■ **Task input**

• • • • •

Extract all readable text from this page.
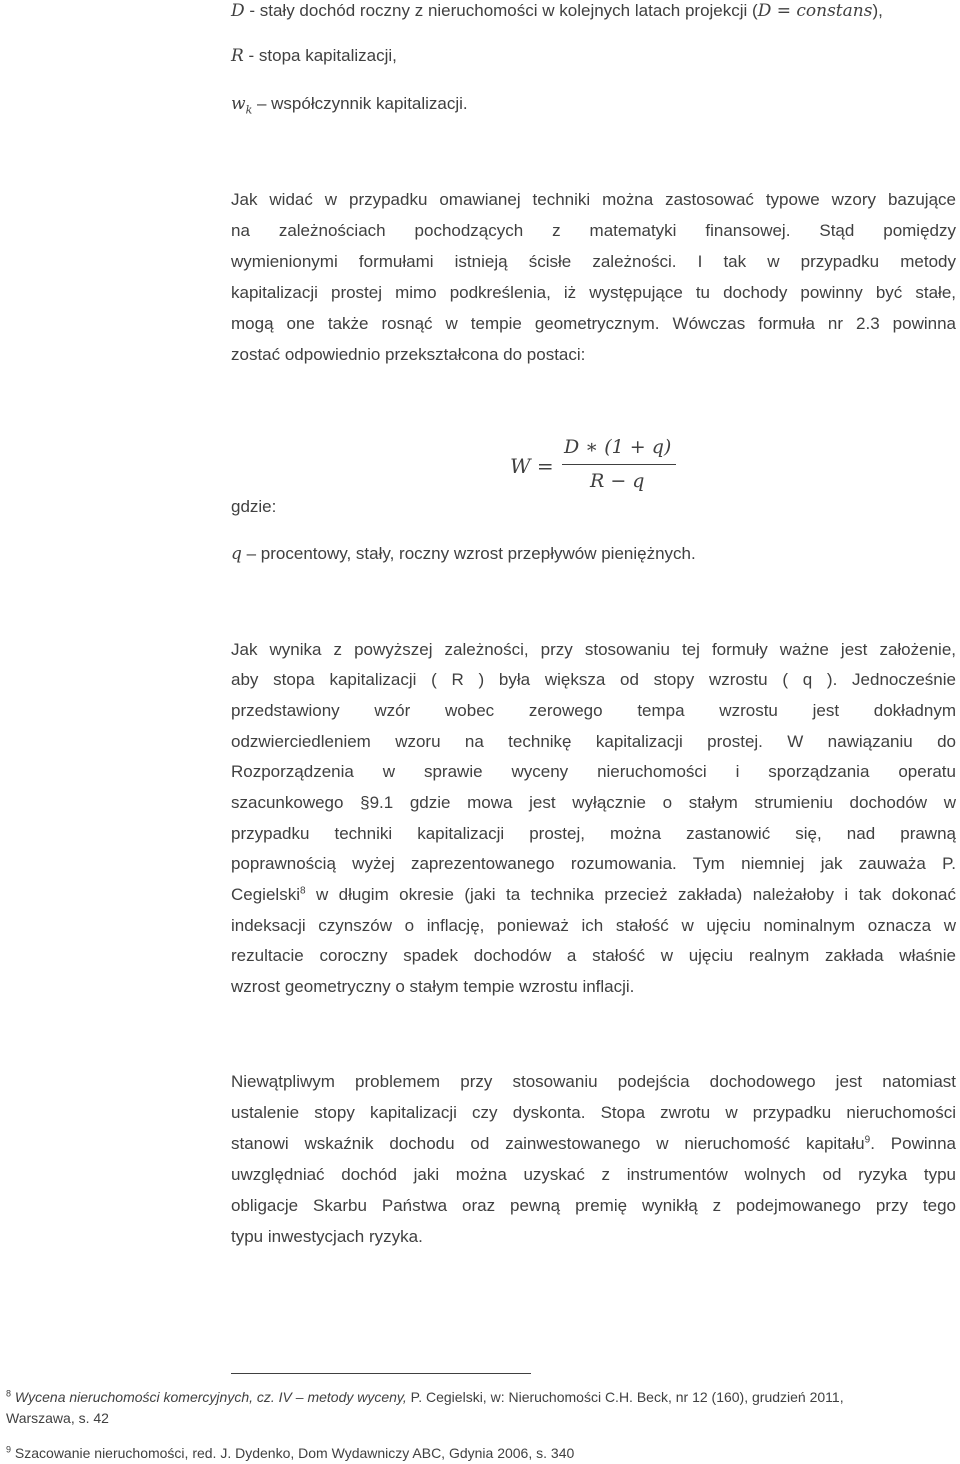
D - stały dochód roczny z nieruchomości w kolejnych latach projekcji (D = constans),
R - stopa kapitalizacji,
$w_k$ – współczynnik kapitalizacji.
Jak widać w przypadku omawianej techniki można zastosować typowe wzory bazujące
na zależnościach pochodzących z matematyki finansowej. Stąd pomiędzy
wymienionymi formułami istnieją ścisłe zależności. I tak w przypadku metody
kapitalizacji prostej mimo podkreślenia, iż występujące tu dochody powinny być stałe,
mogą one także rosnąć w tempie geometrycznym. Wówczas formuła nr 2.3 powinna
zostać odpowiednio przekształcona do postaci:
W =
D ∗ (1 + q)
R − q
gdzie:
q – procentowy, stały, roczny wzrost przepływów pieniężnych.
Jak wynika z powyższej zależności, przy stosowaniu tej formuły ważne jest założenie,
aby stopa kapitalizacji ( R ) była większa od stopy wzrostu ( q ). Jednocześnie
przedstawiony wzór wobec zerowego tempa wzrostu jest dokładnym
odzwierciedleniem wzoru na technikę kapitalizacji prostej. W nawiązaniu do
Rozporządzenia w sprawie wyceny nieruchomości i sporządzania operatu
szacunkowego §9.1 gdzie mowa jest wyłącznie o stałym strumieniu dochodów w
przypadku techniki kapitalizacji prostej, można zastanowić się, nad prawną
poprawnością wyżej zaprezentowanego rozumowania. Tym niemniej jak zauważa P.
Cegielski$^8$ w długim okresie (jaki ta technika przecież zakłada) należałoby i tak dokonać
indeksacji czynszów o inflację, ponieważ ich stałość w ujęciu nominalnym oznacza w
rezultacie coroczny spadek dochodów a stałość w ujęciu realnym zakłada właśnie
wzrost geometryczny o stałym tempie wzrostu inflacji.
Niewątpliwym problemem przy stosowaniu podejścia dochodowego jest natomiast
ustalenie stopy kapitalizacji czy dyskonta. Stopa zwrotu w przypadku nieruchomości
stanowi wskaźnik dochodu od zainwestowanego w nieruchomość kapitału$^9$. Powinna
uwzględniać dochód jaki można uzyskać z instrumentów wolnych od ryzyka typu
obligacje Skarbu Państwa oraz pewną premię wynikłą z podejmowanego przy tego
typu inwestycjach ryzyka.
$^8$ Wycena nieruchomości komercyjnych, cz. IV – metody wyceny, P. Cegielski, w: Nieruchomości C.H. Beck, nr 12 (160), grudzień 2011,
Warszawa, s. 42
$^9$ Szacowanie nieruchomości, red. J. Dydenko, Dom Wydawniczy ABC, Gdynia 2006, s. 340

• • • • •

■ **Exercise description**
Go through the entries above and print each one exactly, minus the pictures.

■ **Response to the exercise**
Extract all readable text from this page.
D - stały dochód roczny z nieruchomości w kolejnych latach projekcji (D = constans),
R - stopa kapitalizacji,
$w_k$ – współczynnik kapitalizacji.
Jak widać w przypadku omawianej techniki można zastosować typowe wzory bazujące
na zależnościach pochodzących z matematyki finansowej. Stąd pomiędzy
wymienionymi formułami istnieją ścisłe zależności. I tak w przypadku metody
kapitalizacji prostej mimo podkreślenia, iż występujące tu dochody powinny być stałe,
mogą one także rosnąć w tempie geometrycznym. Wówczas formuła nr 2.3 powinna
zostać odpowiednio przekształcona do postaci:
W =
D ∗ (1 + q)
R − q
gdzie:
q – procentowy, stały, roczny wzrost przepływów pieniężnych.
Jak wynika z powyższej zależności, przy stosowaniu tej formuły ważne jest założenie,
aby stopa kapitalizacji ( R ) była większa od stopy wzrostu ( q ). Jednocześnie
przedstawiony wzór wobec zerowego tempa wzrostu jest dokładnym
odzwierciedleniem wzoru na technikę kapitalizacji prostej. W nawiązaniu do
Rozporządzenia w sprawie wyceny nieruchomości i sporządzania operatu
szacunkowego §9.1 gdzie mowa jest wyłącznie o stałym strumieniu dochodów w
przypadku techniki kapitalizacji prostej, można zastanowić się, nad prawną
poprawnością wyżej zaprezentowanego rozumowania. Tym niemniej jak zauważa P.
Cegielski$^8$ w długim okresie (jaki ta technika przecież zakłada) należałoby i tak dokonać
indeksacji czynszów o inflację, ponieważ ich stałość w ujęciu nominalnym oznacza w
rezultacie coroczny spadek dochodów a stałość w ujęciu realnym zakłada właśnie
wzrost geometryczny o stałym tempie wzrostu inflacji.
Niewątpliwym problemem przy stosowaniu podejścia dochodowego jest natomiast
ustalenie stopy kapitalizacji czy dyskonta. Stopa zwrotu w przypadku nieruchomości
stanowi wskaźnik dochodu od zainwestowanego w nieruchomość kapitału$^9$. Powinna
uwzględniać dochód jaki można uzyskać z instrumentów wolnych od ryzyka typu
obligacje Skarbu Państwa oraz pewną premię wynikłą z podejmowanego przy tego
typu inwestycjach ryzyka.
$^8$ Wycena nieruchomości komercyjnych, cz. IV – metody wyceny, P. Cegielski, w: Nieruchomości C.H. Beck, nr 12 (160), grudzień 2011,
Warszawa, s. 42
$^9$ Szacowanie nieruchomości, red. J. Dydenko, Dom Wydawniczy ABC, Gdynia 2006, s. 340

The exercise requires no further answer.